**Short task:** Return the material word for word. Do not include the pictures.

## START Data supplied

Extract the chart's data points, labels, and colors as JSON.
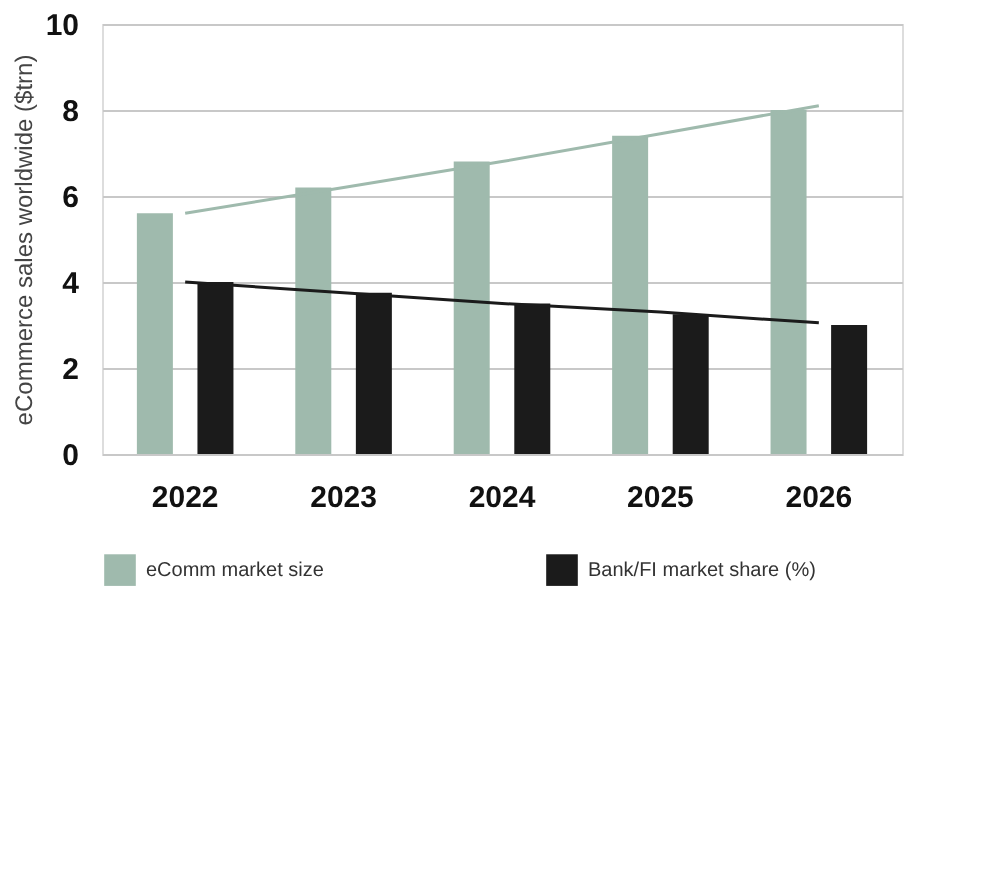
{
  "chart_data": {
    "type": "bar",
    "ylabel": "eCommerce sales worldwide ($trn)",
    "categories": [
      "2022",
      "2023",
      "2024",
      "2025",
      "2026"
    ],
    "series": [
      {
        "name": "eComm market size",
        "color": "#9fbaad",
        "values": [
          5.6,
          6.2,
          6.8,
          7.4,
          8.0
        ]
      },
      {
        "name": "Bank/FI market share (%)",
        "color": "#1b1b1b",
        "values": [
          4.0,
          3.75,
          3.5,
          3.25,
          3.0
        ]
      },
      {
        "type": "line",
        "color": "#9fbaad",
        "values": [
          5.6,
          6.2,
          6.8,
          7.45,
          8.1
        ]
      },
      {
        "type": "line",
        "color": "#1b1b1b",
        "values": [
          4.0,
          3.75,
          3.5,
          3.3,
          3.05
        ]
      }
    ],
    "ylim": [
      0,
      10
    ],
    "yticks": [
      0,
      2,
      4,
      6,
      8,
      10
    ],
    "grid": "y",
    "legend": "bottom"
  }
}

## END Data supplied

**Written reply:**
Extract the chart's data points, labels, and colors as JSON.
{
  "chart_data": {
    "type": "bar",
    "ylabel": "eCommerce sales worldwide ($trn)",
    "categories": [
      "2022",
      "2023",
      "2024",
      "2025",
      "2026"
    ],
    "series": [
      {
        "name": "eComm market size",
        "color": "#9fbaad",
        "values": [
          5.6,
          6.2,
          6.8,
          7.4,
          8.0
        ]
      },
      {
        "name": "Bank/FI market share (%)",
        "color": "#1b1b1b",
        "values": [
          4.0,
          3.75,
          3.5,
          3.25,
          3.0
        ]
      },
      {
        "type": "line",
        "color": "#9fbaad",
        "values": [
          5.6,
          6.2,
          6.8,
          7.45,
          8.1
        ]
      },
      {
        "type": "line",
        "color": "#1b1b1b",
        "values": [
          4.0,
          3.75,
          3.5,
          3.3,
          3.05
        ]
      }
    ],
    "ylim": [
      0,
      10
    ],
    "yticks": [
      0,
      2,
      4,
      6,
      8,
      10
    ],
    "grid": "y",
    "legend": "bottom"
  }
}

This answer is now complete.